▶ _What the task asks_: Read the records below and copy each line that contains "Giansanti".

## start

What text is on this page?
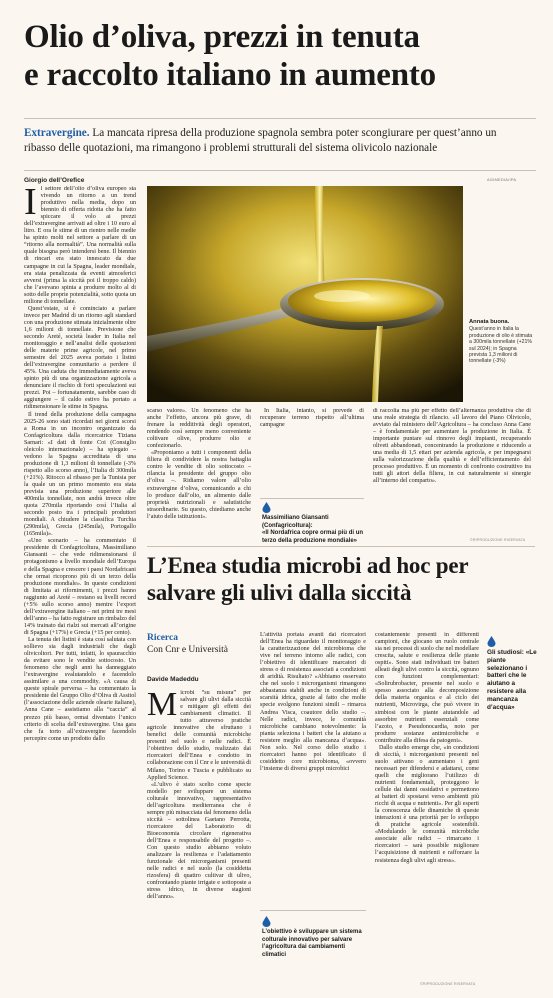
Olio d’oliva, prezzi in tenuta
e raccolto italiano in aumento

Extravergine. La mancata ripresa della produzione spagnola sembra poter scongiurare per quest’anno un ribasso delle quotazioni, ma rimangono i problemi strutturali del sistema olivicolo nazionale

Giorgio dell’Orefice	AGIMEDIA/IPA

Il settore dell’olio d’oliva europeo sta vivendo un ritorno a un trend produttivo nella media, dopo un biennio di offerta ridotta che ha fatto spiccare il volo ai prezzi dell’extravergine arrivati ad oltre i 10 euro al litro. E ora le stime di un rientro nelle medie ha spinto molti nel settore a parlare di un “ritorno alla normalità”. Una normalità sulla quale bisogna però intendersi bene. Il biennio di rincari era stato innescato da due campagne in cui la Spagna, leader mondiale, era stata penalizzata da eventi atmosferici avversi (prima la siccità poi il troppo caldo) che l’avevano spinta a produrre molto al di sotto delle proprie potenzialità, sotto quota un milione di tonnellate.

Quest’estate, si è cominciato a parlare invece per Madrid di un ritorno agli standard con una produzione stimata inizialmente oltre 1,6 milioni di tonnellate. Previsione che secondo Areté, società leader in Italia nel monitoraggio e nell’analisi delle quotazioni delle materie prime agricole, nel primo semestre del 2025 aveva portato i listini dell’extravergine comunitario a perdere il 45%. Una caduta che immediatamente aveva spinto più di una organizzazione agricola a denunciare il rischio di forti speculazioni sui prezzi. Poi – fortunatamente, sarebbe caso di aggiungere – il caldo estivo ha portato a ridimensionare le stime in Spagna.

Il trend della produzione della campagna 2025-26 sono stati ricordati nei giorni scorsi a Roma in un incontro organizzato da Confagricoltura dalla ricercatrice Tiziana Sarnari: «I dati di fonte Coi (Consiglio oleicolo internazionale) – ha spiegato – vedono la Spagna accreditata di una produzione di 1,3 milioni di tonnellate (-3% rispetto allo scorso anno), l’Italia di 300mila (+21%). Ritocco al ribasso per la Tunisia per la quale un un primo momento era stata prevista una produzione superiore alle 400mila tonnellate, non andrà invece oltre quota 270mila riportando così l’Italia al secondo posto tra i principali produttori mondiali. A chiudere la classifica Turchia (290mila), Grecia (245mila), Portogallo (165mila)».

«Uno scenario – ha commentato il presidente di Confagricoltura, Massimiliano Giansanti – che vede ridimensionarsi il protagonismo a livello mondiale dell’Europa e della Spagna e crescere i paesi Nordafricani che ormai ricoprono più di un terzo della produzione mondiale». In queste condizioni di limitata ai rifornimenti, i prezzi hanno raggiunto ad Areté – restano su livelli record (+5% sullo scorso anno) mentre l’export dell’extravergine italiano – nei primi tre mesi dell’anno – ha fatto registrare un rimbalzo del 14% trainato dai rialzi sui mercati all’origine di Spagna (+17%) e Grecia (+15 per cento).

La tenuta dei listini è stata così salutata con sollievo sia dagli industriali che dagli olivicoltori. Per tutti, infatti, lo spauracchio da evitare sono le vendite sottocosto. Un fenomeno che negli anni ha danneggiato l’extravergine svalutandolo e facendolo assimilare a una commodity. «A causa di queste spirale perversa – ha commentato la presidente del Gruppo Olio d’Oliva di Assitol (l’associazione delle aziende olearie italiane), Anna Cane – assistiamo alla “caccia” al prezzo più basso, ormai diventato l’unico criterio di scelta dell’extravergine. Una gara che fa torto all’extravergine facendolo percepire come un prodotto dallo

Annata buona.
Quest’anno in Italia la produzione di olio è stimata a 300mila tonnellate (+21% sul 2024); in Spagna prevista 1,3 milioni di tonnellate (-3%)

scarso valore». Un fenomeno che ha anche l’effetto, ancora più grave, di frenare la redditività degli operatori, rendendo così sempre meno conveniente coltivare olive, produrre olio e confezionarlo.

«Proponiamo a tutti i componenti della filiera di condividere la nostra battaglia contro le vendite di olio sottocosto – rilancia la presidente del gruppo olio d’oliva –. Ridiamo valore all’olio extravergine d’oliva, comunicando a chi lo produce dall’olio, un alimento dalle proprietà nutrizionali e salutistiche straordinarie. Su questo, chiediamo anche l’aiuto delle istituzioni».

In Italia, intanto, si prevede di recuperare terreno rispetto all’ultima campagne

Massimiliano Giansanti (Confagricoltura):
«Il Nordafrica copre ormai più di un terzo della produzione mondiale»

di raccolta ma più per effetto dell’alternanza produttiva che di una reale strategia di rilancio. «Il lavoro del Piano Olivicolo, avviato dal ministero dell’Agricoltura – ha concluso Anna Cane – è fondamentale per aumentare la produzione in Italia. È importante puntare sul rinnovo degli impianti, recuperando oliveti abbandonati, concentrando la produzione e riducendo a una media di 1,5 ettari per azienda agricola, e per impegnarsi sulla valorizzazione della qualità e dell’efficientamento del processo produttivo. È un momento di confronto costruttivo tra tutti gli attori della filiera, in cui naturalmente si sinergie all’interno del comparto».

©RIPRODUZIONE RISERVATA
L’Enea studia microbi ad hoc per salvare gli ulivi dalla siccità
Ricerca
Con Cnr e Università
Davide Madeddu

Microbi “su misura” per salvare gli ulivi dalla siccità e mitigare gli effetti dei cambiamenti climatici. Il tutto attraverso pratiche agricole innovative che sfruttano i benefici delle comunità microbiche presenti nel suolo e nelle radici. È l’obiettivo dello studio, realizzato dai ricercatori dell’Enea e condotto in collaborazione con il Cnr e le università di Milano, Torino e Tuscia e pubblicato su Applied Science.

«L’ulivo è stato scelto come specie modello per sviluppare un sistema colturale innovativo, rappresentativo dell’agricoltura mediterranea che è sempre più minacciata dal fenomeno della siccità – sottolinea Gaetano Perrotta, ricercatore del Laboratorio di Bioeconomia circolare rigenerativa dell’Enea e responsabile del progetto –. Con questo studio abbiamo voluto analizzare la resilienza e l’adattamento funzionale dei microrganismi presenti nelle radici e nel suolo (la cosiddetta rizosfera) di quattro cultivar di ulivo, confrontando piante irrigate e sottoposte a stress idrico, in diverse stagioni dell’anno».

L’attività portata avanti dai ricercatori dell’Enea ha riguardato il monitoraggio e la caratterizzazione del microbioma che vive nel terreno intorno alle radici, con l’obiettivo di identificare marcatori di stress o di resistenza associati a condizioni di aridità. Risultato? «Abbiamo osservato che nel suolo i microrganismi rimangono abbastanza stabili anche in condizioni di scarsità idrica, grazie al fatto che molte specie svolgono funzioni simili – rimarca Andrea Visca, coautore dello studio –. Nelle radici, invece, le comunità microbiche cambiano notevolmente: la pianta seleziona i batteri che la aiutano a resistere meglio alla mancanza d’acqua». Non solo. Nel corso dello studio i ricercatori hanno poi identificato il cosiddetto core microbioma, «ovvero l’insieme di diversi gruppi microbici

L’obiettivo è sviluppare un sistema colturale innovativo per salvare l’agricoltura dai cambiamenti climatici

costantemente presenti in differenti campioni, che giocano un ruolo centrale sia nei processi di suolo che nel modellare crescita, salute e resilienza delle piante ospiti». Sono stati individuati tre batteri alleati degli ulivi contro la siccità, ognuno con funzioni complementari: «Solirubrobacter, presente nel suolo e spesso associato alla decomposizione della materia organica e al ciclo dei nutrienti, Microvirga, che può vivere in simbiosi con le piante aiutandole ad assorbire nutrienti essenziali come l’azoto, e Pseudonocardia, noto per produrre sostanze antimicrobiche e contribuire alla difesa da patogeni».

Dallo studio emerge che, «in condizioni di siccità, i microrganismi presenti nel suolo attivano o aumentano i geni necessari per difendersi e adattarsi, come quelli che migliorano l’utilizzo di nutrienti fondamentali, proteggono le cellule dai danni ossidativi e permettono ai batteri di spostarsi verso ambienti più ricchi di acqua e nutrienti». Per gli esperti la conoscenza delle dinamiche di queste interazioni è una priorità per lo sviluppo di pratiche agricole sostenibili. «Modulando le comunità microbiche associate alle radici – rimarcano i ricercatori – sarà possibile migliorare l’acquisizione di nutrienti e rafforzare la resistenza degli ulivi agli stress».

©RIPRODUZIONE RISERVATA
Gli studiosi: «Le piante selezionano i batteri che le aiutano a resistere alla mancanza d’acqua»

## end

▶ _Result of the exercise_:
«Uno scenario – ha commentato il presidente di Confagricoltura, Massimiliano Giansanti – che vede ridimensionarsi il protagonismo a livello mondiale dell’Europa e della Spagna e crescere i paesi Nordafricani che ormai ricoprono più di un terzo della produzione mondiale». In queste condizioni di limitata ai rifornimenti, i prezzi hanno raggiunto ad Areté – restano su livelli record (+5% sullo scorso anno) mentre l’export dell’extravergine italiano – nei primi tre mesi dell’anno – ha fatto registrare un rimbalzo del 14% trainato dai rialzi sui mercati all’origine di Spagna (+17%) e Grecia (+15 per cento).
Massimiliano Giansanti (Confagricoltura):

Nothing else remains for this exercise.